Extracted data entries
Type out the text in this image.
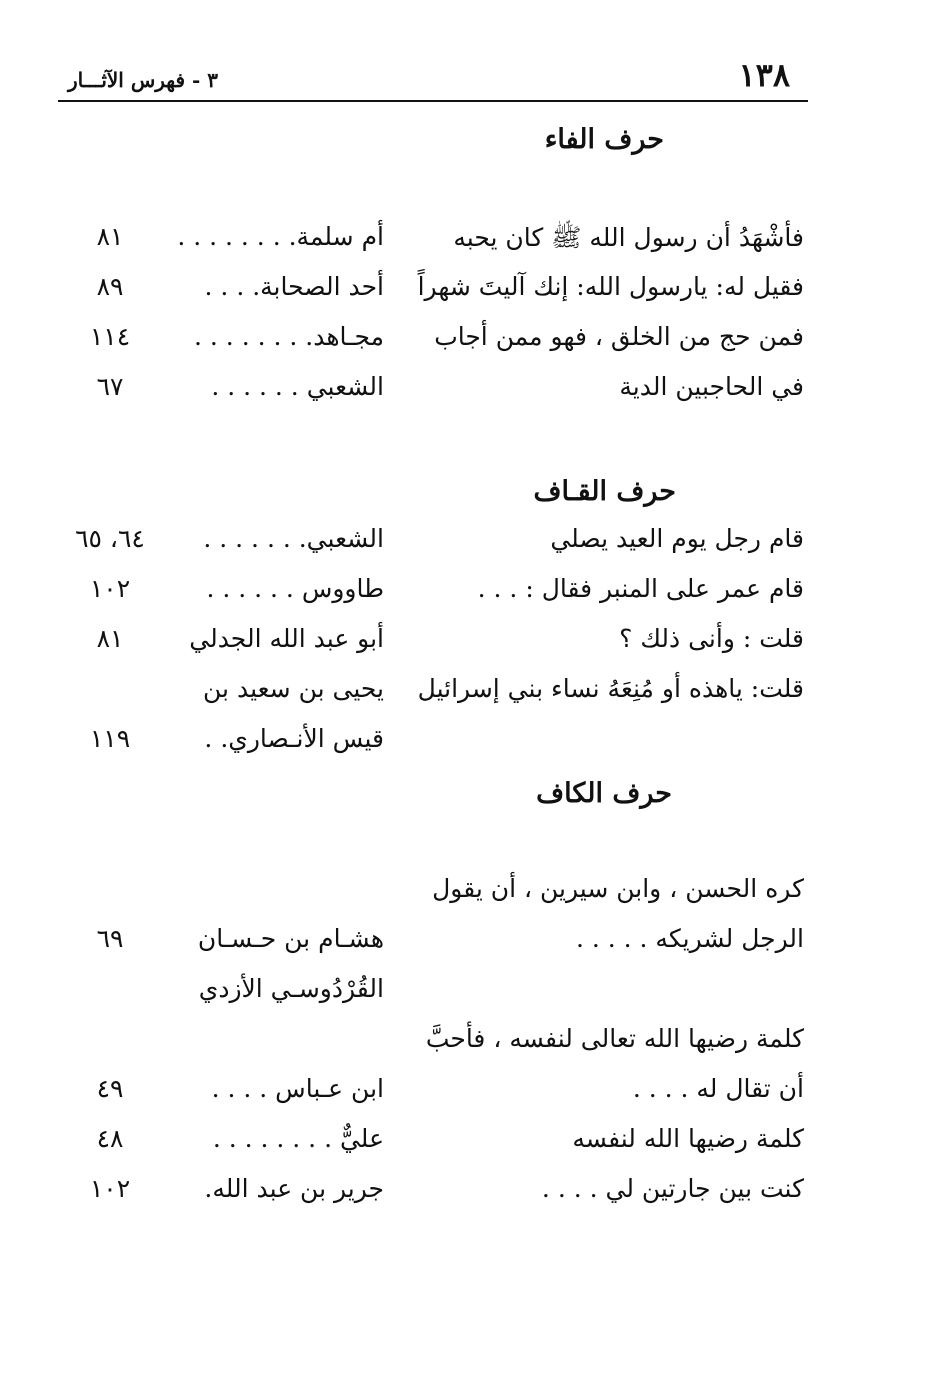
١٣٨
٣ - فهرس الآثـــار
حرف الفاء
فأشْهَدُ أن رسول الله ﷺ كان يحبه
أم سلمة. . . . . . . .
٨١
فقيل له: يارسول الله: إنك آليتَ شهراً
أحد الصحابة. . . .
٨٩
فمن حج من الخلق ، فهو ممن أجاب
مجـاهد. . . . . . . .
١١٤
في الحاجبين الدية
الشعبي . . . . . .
٦٧
حرف القـاف
قام رجل يوم العيد يصلي
الشعبي. . . . . . .
٦٤، ٦٥
قام عمر على المنبر فقال : . . .
طاووس . . . . . .
١٠٢
قلت : وأنى ذلك ؟
أبو عبد الله الجدلي
٨١
قلت: ياهذه أو مُنِعَهُ نساء بني إسرائيل
يحيى بن سعيد بن
قيس الأنـصاري. .
١١٩
حرف الكاف
كره الحسن ، وابن سيرين ، أن يقول
الرجل لشريكه . . . . .
هشـام بن حـسـان
٦٩
القُرْدُوسـي الأزدي
كلمة رضيها الله تعالى لنفسه ، فأحبَّ
أن تقال له . . . .
ابن عـباس . . . .
٤٩
كلمة رضيها الله لنفسه
عليٌّ . . . . . . . .
٤٨
كنت بين جارتين لي . . . .
جرير بن عبد الله.
١٠٢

Problem: In the listing above, how many lines include the word "رضيها"? Answer with the number and nothing more.

Exercise response: 2